Task goal: Return all entries precisely as they stand, without the images.
======== Data rows ========
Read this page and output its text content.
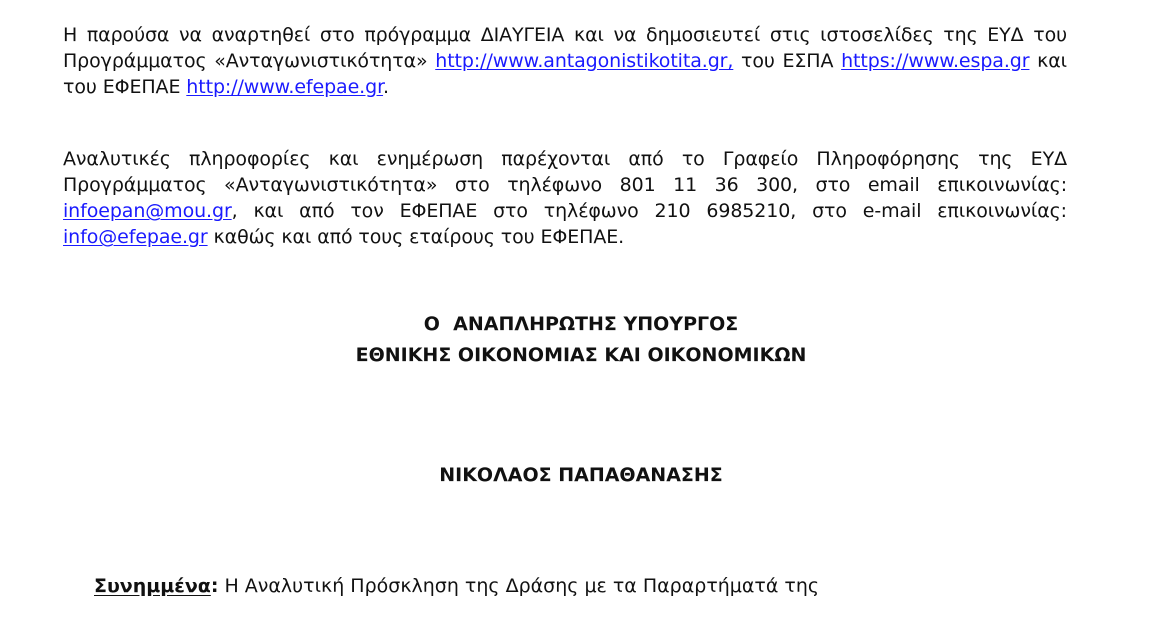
Η παρούσα να αναρτηθεί στο πρόγραμμα ΔΙΑΥΓΕΙΑ και να δημοσιευτεί στις ιστοσελίδες της ΕΥΔ του Προγράμματος «Ανταγωνιστικότητα» http://www.antagonistikotita.gr, του ΕΣΠΑ https://www.espa.gr και του ΕΦΕΠΑΕ http://www.efepae.gr.

Αναλυτικές πληροφορίες και ενημέρωση παρέχονται από το Γραφείο Πληροφόρησης της ΕΥΔ Προγράμματος «Ανταγωνιστικότητα» στο τηλέφωνο 801 11 36 300, στο email επικοινωνίας: infoepan@mou.gr, και από τον ΕΦΕΠΑΕ στο τηλέφωνο 210 6985210, στο e-mail επικοινωνίας: info@efepae.gr καθώς και από τους εταίρους του ΕΦΕΠΑΕ.

Ο  ΑΝΑΠΛΗΡΩΤΗΣ ΥΠΟΥΡΓΟΣ
ΕΘΝΙΚΗΣ ΟΙΚΟΝΟΜΙΑΣ ΚΑΙ ΟΙΚΟΝΟΜΙΚΩΝ
ΝΙΚΟΛΑΟΣ ΠΑΠΑΘΑΝΑΣΗΣ

Συνημμένα: Η Αναλυτική Πρόσκληση της Δράσης με τα Παραρτήματά της
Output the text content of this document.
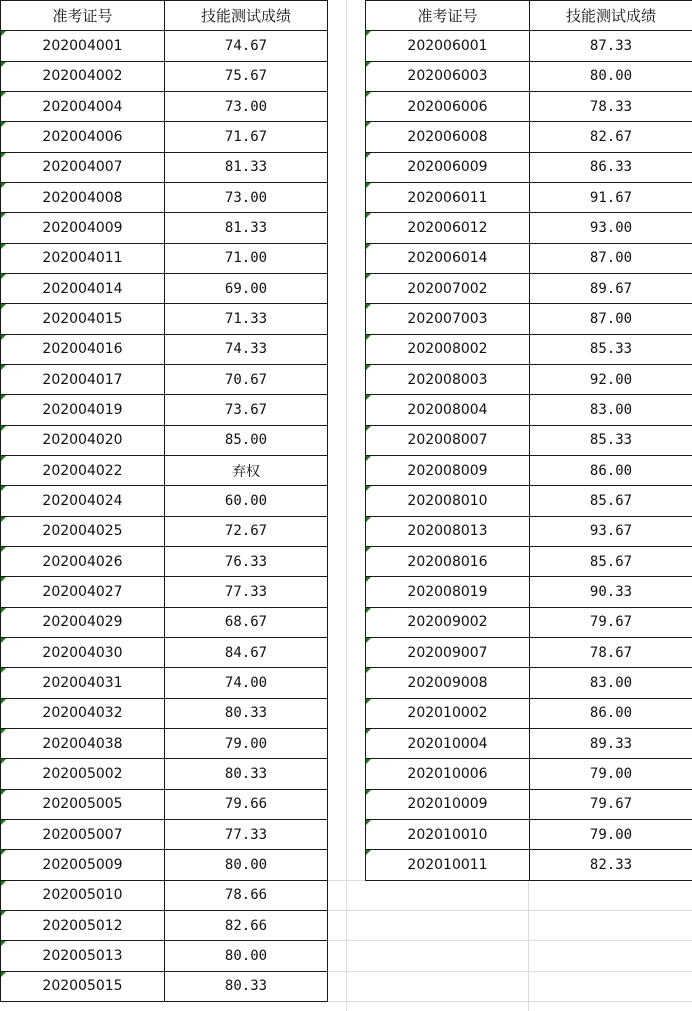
准考证号	技能测试成绩
202004001	74.67
202004002	75.67
202004004	73.00
202004006	71.67
202004007	81.33
202004008	73.00
202004009	81.33
202004011	71.00
202004014	69.00
202004015	71.33
202004016	74.33
202004017	70.67
202004019	73.67
202004020	85.00
202004022	弃权
202004024	60.00
202004025	72.67
202004026	76.33
202004027	77.33
202004029	68.67
202004030	84.67
202004031	74.00
202004032	80.33
202004038	79.00
202005002	80.33
202005005	79.66
202005007	77.33
202005009	80.00
202005010	78.66
202005012	82.66
202005013	80.00
202005015	80.33
准考证号	技能测试成绩
202006001	87.33
202006003	80.00
202006006	78.33
202006008	82.67
202006009	86.33
202006011	91.67
202006012	93.00
202006014	87.00
202007002	89.67
202007003	87.00
202008002	85.33
202008003	92.00
202008004	83.00
202008007	85.33
202008009	86.00
202008010	85.67
202008013	93.67
202008016	85.67
202008019	90.33
202009002	79.67
202009007	78.67
202009008	83.00
202010002	86.00
202010004	89.33
202010006	79.00
202010009	79.67
202010010	79.00
202010011	82.33
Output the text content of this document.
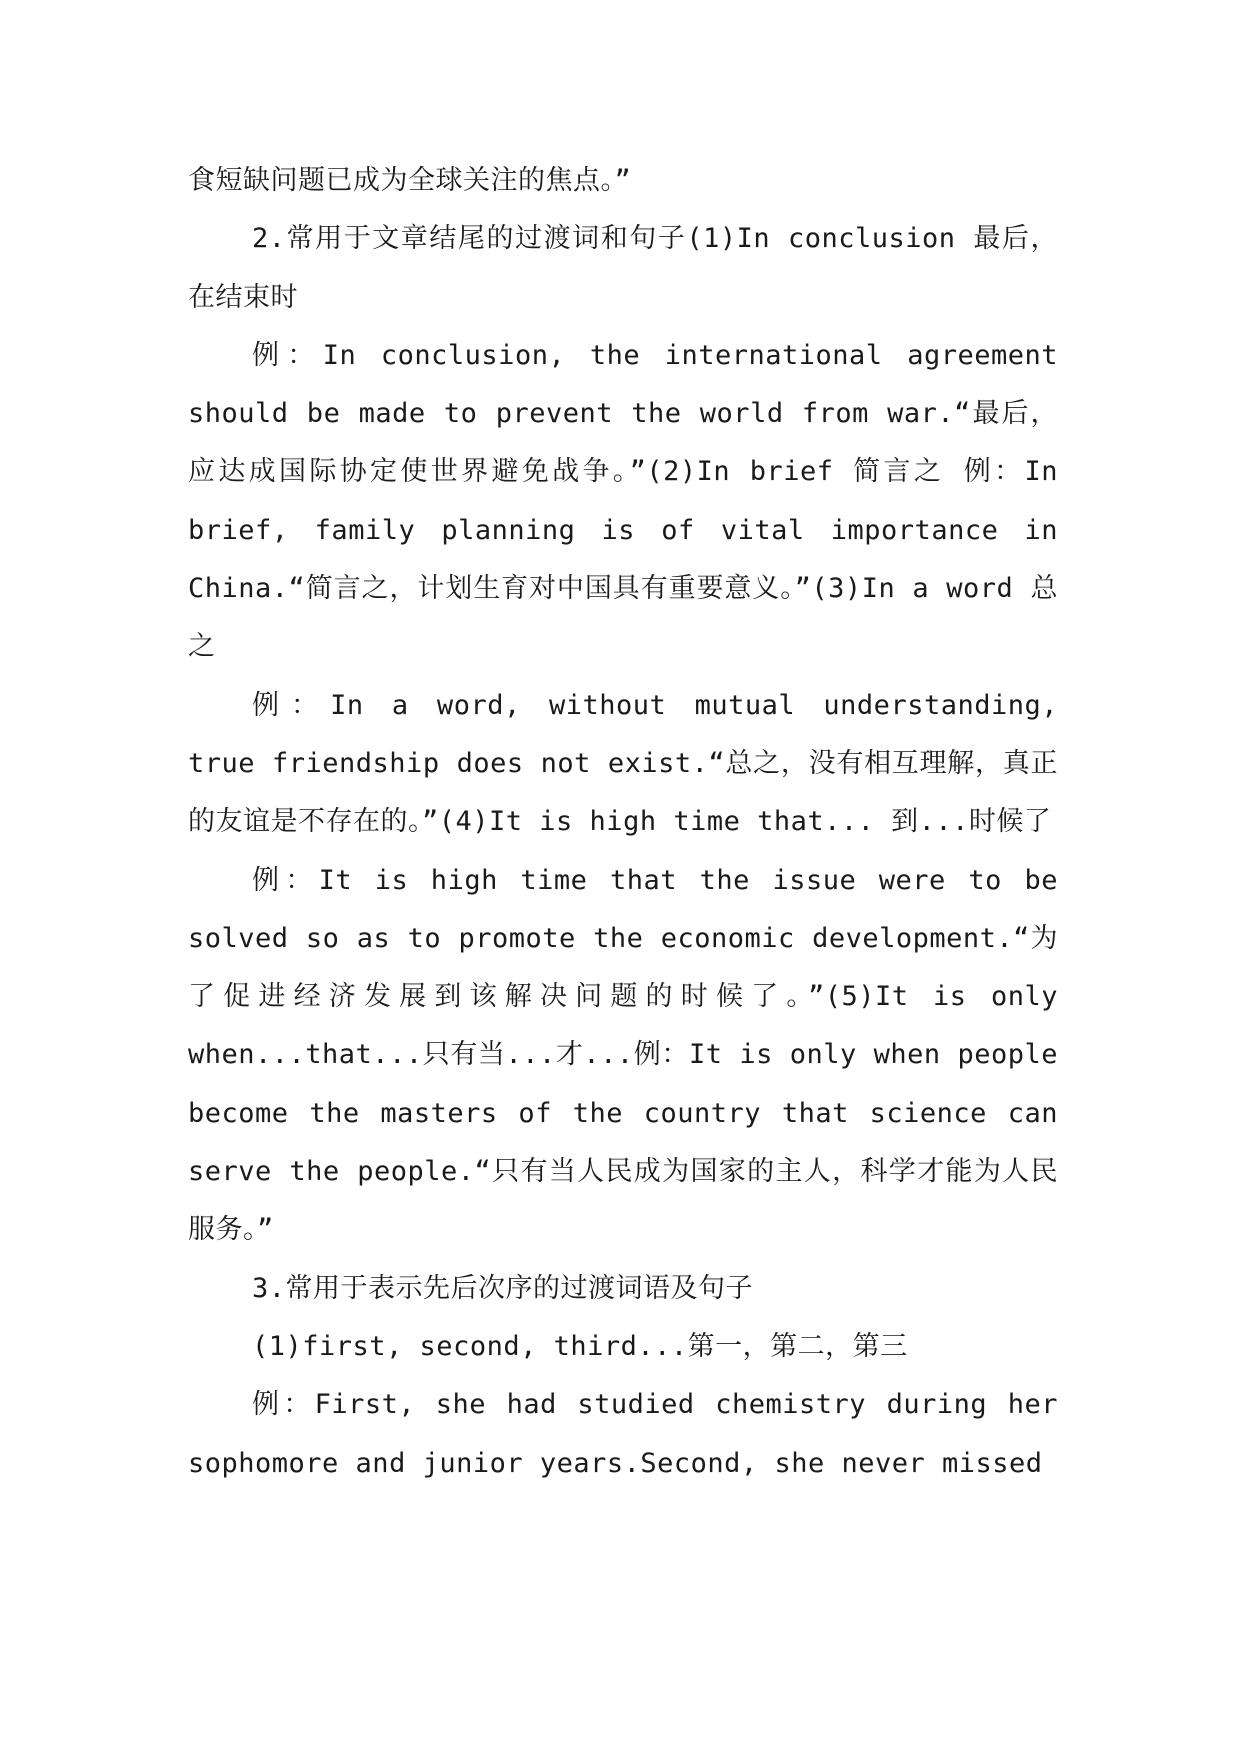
食短缺问题已成为全球关注的焦点。”

2.常用于文章结尾的过渡词和句子(1)In conclusion 最后，在结束时

例：In conclusion, the international agreement should be made to prevent the world from war.“最后，应达成国际协定使世界避免战争。”(2)In brief 简言之 例：In brief, family planning is of vital importance in China.“简言之，计划生育对中国具有重要意义。”(3)In a word 总之

例：In a word, without mutual understanding, true friendship does not exist.“总之，没有相互理解，真正的友谊是不存在的。”(4)It is high time that... 到...时候了

例：It is high time that the issue were to be solved so as to promote the economic development.“为了促进经济发展到该解决问题的时候了。”(5)It is only when...that...只有当...才...例：It is only when people become the masters of the country that science can serve the people.“只有当人民成为国家的主人，科学才能为人民服务。”

3.常用于表示先后次序的过渡词语及句子

(1)first, second, third...第一，第二，第三

例：First, she had studied chemistry during her sophomore and junior years.Second, she never missed
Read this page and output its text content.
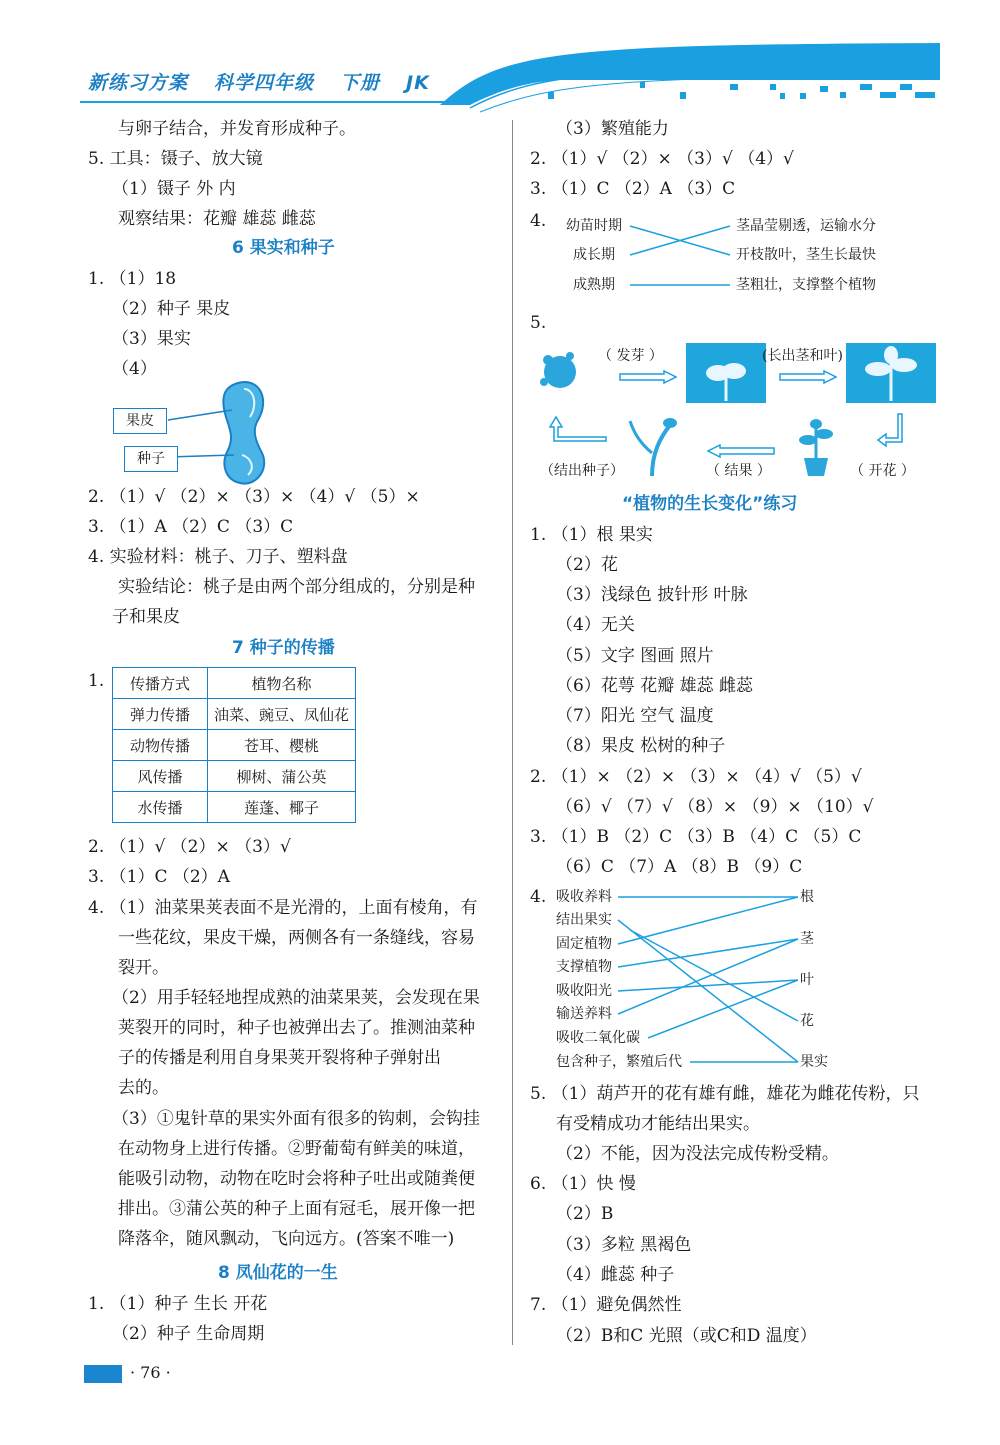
新练习方案 科学四年级 下册 JK
与卵子结合，并发育形成种子。
5. 工具：镊子、放大镜
（1）镊子 外 内
观察结果：花瓣 雄蕊 雌蕊
6 果实和种子
1. （1）18
（2）种子 果皮
（3）果实
（4）
果皮
种子
2. （1）√ （2）× （3）× （4）√ （5）×
3. （1）A （2）C （3）C
4. 实验材料：桃子、刀子、塑料盘
实验结论：桃子是由两个部分组成的，分别是种
子和果皮
7 种子的传播
1. 传播方式	植物名称
弹力传播	油菜、豌豆、凤仙花
动物传播	苍耳、樱桃
风传播	柳树、蒲公英
水传播	莲蓬、椰子
2. （1）√ （2）× （3）√
3. （1）C （2）A
4. （1）油菜果荚表面不是光滑的，上面有棱角，有
一些花纹，果皮干燥，两侧各有一条缝线，容易
裂开。
（2）用手轻轻地捏成熟的油菜果荚，会发现在果
荚裂开的同时，种子也被弹出去了。推测油菜种
子的传播是利用自身果荚开裂将种子弹射出
去的。
（3）①鬼针草的果实外面有很多的钩刺，会钩挂
在动物身上进行传播。②野葡萄有鲜美的味道，
能吸引动物，动物在吃时会将种子吐出或随粪便
排出。③蒲公英的种子上面有冠毛，展开像一把
降落伞，随风飘动，飞向远方。(答案不唯一)
8 凤仙花的一生
1. （1）种子 生长 开花
（2）种子 生命周期
（3）繁殖能力
2. （1）√ （2）× （3）√ （4）√
3. （1）C （2）A （3）C
4. 幼苗时期
成长期
成熟期
茎晶莹剔透，运输水分
开枝散叶，茎生长最快
茎粗壮，支撑整个植物
5.
（ 发芽 ）	(长出茎和叶)
（结出种子）	（ 结果 ）	（ 开花 ）
“植物的生长变化”练习
1. （1）根 果实
（2）花
（3）浅绿色 披针形 叶脉
（4）无关
（5）文字 图画 照片
（6）花萼 花瓣 雄蕊 雌蕊
（7）阳光 空气 温度
（8）果皮 松树的种子
2. （1）× （2）× （3）× （4）√ （5）√
（6）√ （7）√ （8）× （9）× （10）√
3. （1）B （2）C （3）B （4）C （5）C
（6）C （7）A （8）B （9）C
4. 吸收养料
结出果实
固定植物
支撑植物
吸收阳光
输送养料
吸收二氧化碳
包含种子，繁殖后代
根
茎
叶
花
果实
5. （1）葫芦开的花有雄有雌，雄花为雌花传粉，只
有受精成功才能结出果实。
（2）不能，因为没法完成传粉受精。
6. （1）快 慢
（2）B
（3）多粒 黑褐色
（4）雌蕊 种子
7. （1）避免偶然性
（2）B和C 光照（或C和D 温度）
· 76 ·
========
Response below:
Read this page and output its text content.
Η παρούσα να αναρτηθεί στο πρόγραμμα ΔΙΑΥΓΕΙΑ και να δημοσιευτεί στις ιστοσελίδες της ΕΥΔ του Προγράμματος «Ανταγωνιστικότητα» http://www.antagonistikotita.gr, του ΕΣΠΑ https://www.espa.gr και του ΕΦΕΠΑΕ http://www.efepae.gr.

Αναλυτικές πληροφορίες και ενημέρωση παρέχονται από το Γραφείο Πληροφόρησης της ΕΥΔ Προγράμματος «Ανταγωνιστικότητα» στο τηλέφωνο 801 11 36 300, στο email επικοινωνίας: infoepan@mou.gr, και από τον ΕΦΕΠΑΕ στο τηλέφωνο 210 6985210, στο e-mail επικοινωνίας: info@efepae.gr καθώς και από τους εταίρους του ΕΦΕΠΑΕ.

Ο  ΑΝΑΠΛΗΡΩΤΗΣ ΥΠΟΥΡΓΟΣ
ΕΘΝΙΚΗΣ ΟΙΚΟΝΟΜΙΑΣ ΚΑΙ ΟΙΚΟΝΟΜΙΚΩΝ
ΝΙΚΟΛΑΟΣ ΠΑΠΑΘΑΝΑΣΗΣ

Συνημμένα: Η Αναλυτική Πρόσκληση της Δράσης με τα Παραρτήματά της
Output the text content of this document.
准考证号	技能测试成绩
202004001	74.67
202004002	75.67
202004004	73.00
202004006	71.67
202004007	81.33
202004008	73.00
202004009	81.33
202004011	71.00
202004014	69.00
202004015	71.33
202004016	74.33
202004017	70.67
202004019	73.67
202004020	85.00
202004022	弃权
202004024	60.00
202004025	72.67
202004026	76.33
202004027	77.33
202004029	68.67
202004030	84.67
202004031	74.00
202004032	80.33
202004038	79.00
202005002	80.33
202005005	79.66
202005007	77.33
202005009	80.00
202005010	78.66
202005012	82.66
202005013	80.00
202005015	80.33
准考证号	技能测试成绩
202006001	87.33
202006003	80.00
202006006	78.33
202006008	82.67
202006009	86.33
202006011	91.67
202006012	93.00
202006014	87.00
202007002	89.67
202007003	87.00
202008002	85.33
202008003	92.00
202008004	83.00
202008007	85.33
202008009	86.00
202008010	85.67
202008013	93.67
202008016	85.67
202008019	90.33
202009002	79.67
202009007	78.67
202009008	83.00
202010002	86.00
202010004	89.33
202010006	79.00
202010009	79.67
202010010	79.00
202010011	82.33
Output the text content of this document.
食短缺问题已成为全球关注的焦点。”

2.常用于文章结尾的过渡词和句子(1)In conclusion 最后，在结束时

例：In conclusion, the international agreement should be made to prevent the world from war.“最后，应达成国际协定使世界避免战争。”(2)In brief 简言之 例：In brief, family planning is of vital importance in China.“简言之，计划生育对中国具有重要意义。”(3)In a word 总之

例：In a word, without mutual understanding, true friendship does not exist.“总之，没有相互理解，真正的友谊是不存在的。”(4)It is high time that... 到...时候了

例：It is high time that the issue were to be solved so as to promote the economic development.“为了促进经济发展到该解决问题的时候了。”(5)It is only when...that...只有当...才...例：It is only when people become the masters of the country that science can serve the people.“只有当人民成为国家的主人，科学才能为人民服务。”

3.常用于表示先后次序的过渡词语及句子

(1)first, second, third...第一，第二，第三

例：First, she had studied chemistry during her sophomore and junior years.Second, she never missed
Read this page and output its text content.
新练习方案 科学四年级 下册 JK
与卵子结合，并发育形成种子。
5. 工具：镊子、放大镜
（1）镊子 外 内
观察结果：花瓣 雄蕊 雌蕊
6 果实和种子
1. （1）18
（2）种子 果皮
（3）果实
（4）
果皮
种子
2. （1）√ （2）× （3）× （4）√ （5）×
3. （1）A （2）C （3）C
4. 实验材料：桃子、刀子、塑料盘
实验结论：桃子是由两个部分组成的，分别是种
子和果皮
7 种子的传播
1. 传播方式	植物名称
弹力传播	油菜、豌豆、凤仙花
动物传播	苍耳、樱桃
风传播	柳树、蒲公英
水传播	莲蓬、椰子
2. （1）√ （2）× （3）√
3. （1）C （2）A
4. （1）油菜果荚表面不是光滑的，上面有棱角，有
一些花纹，果皮干燥，两侧各有一条缝线，容易
裂开。
（2）用手轻轻地捏成熟的油菜果荚，会发现在果
荚裂开的同时，种子也被弹出去了。推测油菜种
子的传播是利用自身果荚开裂将种子弹射出
去的。
（3）①鬼针草的果实外面有很多的钩刺，会钩挂
在动物身上进行传播。②野葡萄有鲜美的味道，
能吸引动物，动物在吃时会将种子吐出或随粪便
排出。③蒲公英的种子上面有冠毛，展开像一把
降落伞，随风飘动，飞向远方。(答案不唯一)
8 凤仙花的一生
1. （1）种子 生长 开花
（2）种子 生命周期
（3）繁殖能力
2. （1）√ （2）× （3）√ （4）√
3. （1）C （2）A （3）C
4. 幼苗时期
成长期
成熟期
茎晶莹剔透，运输水分
开枝散叶，茎生长最快
茎粗壮，支撑整个植物
5.
（ 发芽 ）	(长出茎和叶)
（结出种子）	（ 结果 ）	（ 开花 ）
“植物的生长变化”练习
1. （1）根 果实
（2）花
（3）浅绿色 披针形 叶脉
（4）无关
（5）文字 图画 照片
（6）花萼 花瓣 雄蕊 雌蕊
（7）阳光 空气 温度
（8）果皮 松树的种子
2. （1）× （2）× （3）× （4）√ （5）√
（6）√ （7）√ （8）× （9）× （10）√
3. （1）B （2）C （3）B （4）C （5）C
（6）C （7）A （8）B （9）C
4. 吸收养料
结出果实
固定植物
支撑植物
吸收阳光
输送养料
吸收二氧化碳
包含种子，繁殖后代
根
茎
叶
花
果实
5. （1）葫芦开的花有雄有雌，雄花为雌花传粉，只
有受精成功才能结出果实。
（2）不能，因为没法完成传粉受精。
6. （1）快 慢
（2）B
（3）多粒 黑褐色
（4）雌蕊 种子
7. （1）避免偶然性
（2）B和C 光照（或C和D 温度）
· 76 ·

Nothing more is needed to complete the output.